- **Exercise prompt**
Write out the entries verbatim and leave the images out of the copy.

(Figure content listings)
------------
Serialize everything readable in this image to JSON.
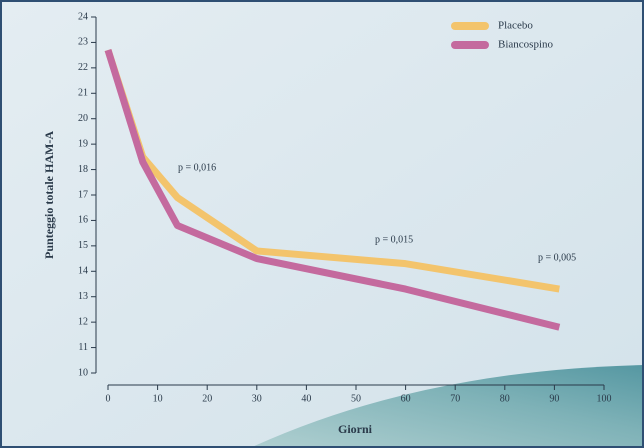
{
  "chart_data": {
    "type": "line",
    "y_label": "Punteggio totale HAM-A",
    "x_label": "Giorni",
    "series": [
      {
        "name": "Placebo",
        "color": "#f3c46c",
        "x": [
          0,
          7,
          14,
          30,
          60,
          91
        ],
        "values": [
          22.7,
          18.5,
          16.9,
          14.8,
          14.3,
          13.3
        ]
      },
      {
        "name": "Biancospino",
        "color": "#c46a9e",
        "x": [
          0,
          7,
          14,
          30,
          60,
          91
        ],
        "values": [
          22.7,
          18.3,
          15.8,
          14.5,
          13.3,
          11.8
        ]
      }
    ],
    "annotations": [
      "p = 0,016",
      "p = 0,015",
      "p = 0,005"
    ],
    "xlim": [
      0,
      100
    ],
    "xticks": [
      0,
      10,
      20,
      30,
      40,
      50,
      60,
      70,
      80,
      90,
      100
    ],
    "ylim": [
      10,
      24
    ],
    "yticks": [
      10,
      11,
      12,
      13,
      14,
      15,
      16,
      17,
      18,
      19,
      20,
      21,
      22,
      23,
      24
    ],
    "legend": "top-right",
    "grid": false
  }
}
------------
- **Finished answer**
Serialize everything readable in this image to JSON.
{
  "chart_data": {
    "type": "line",
    "y_label": "Punteggio totale HAM-A",
    "x_label": "Giorni",
    "series": [
      {
        "name": "Placebo",
        "color": "#f3c46c",
        "x": [
          0,
          7,
          14,
          30,
          60,
          91
        ],
        "values": [
          22.7,
          18.5,
          16.9,
          14.8,
          14.3,
          13.3
        ]
      },
      {
        "name": "Biancospino",
        "color": "#c46a9e",
        "x": [
          0,
          7,
          14,
          30,
          60,
          91
        ],
        "values": [
          22.7,
          18.3,
          15.8,
          14.5,
          13.3,
          11.8
        ]
      }
    ],
    "annotations": [
      "p = 0,016",
      "p = 0,015",
      "p = 0,005"
    ],
    "xlim": [
      0,
      100
    ],
    "xticks": [
      0,
      10,
      20,
      30,
      40,
      50,
      60,
      70,
      80,
      90,
      100
    ],
    "ylim": [
      10,
      24
    ],
    "yticks": [
      10,
      11,
      12,
      13,
      14,
      15,
      16,
      17,
      18,
      19,
      20,
      21,
      22,
      23,
      24
    ],
    "legend": "top-right",
    "grid": false
  }
}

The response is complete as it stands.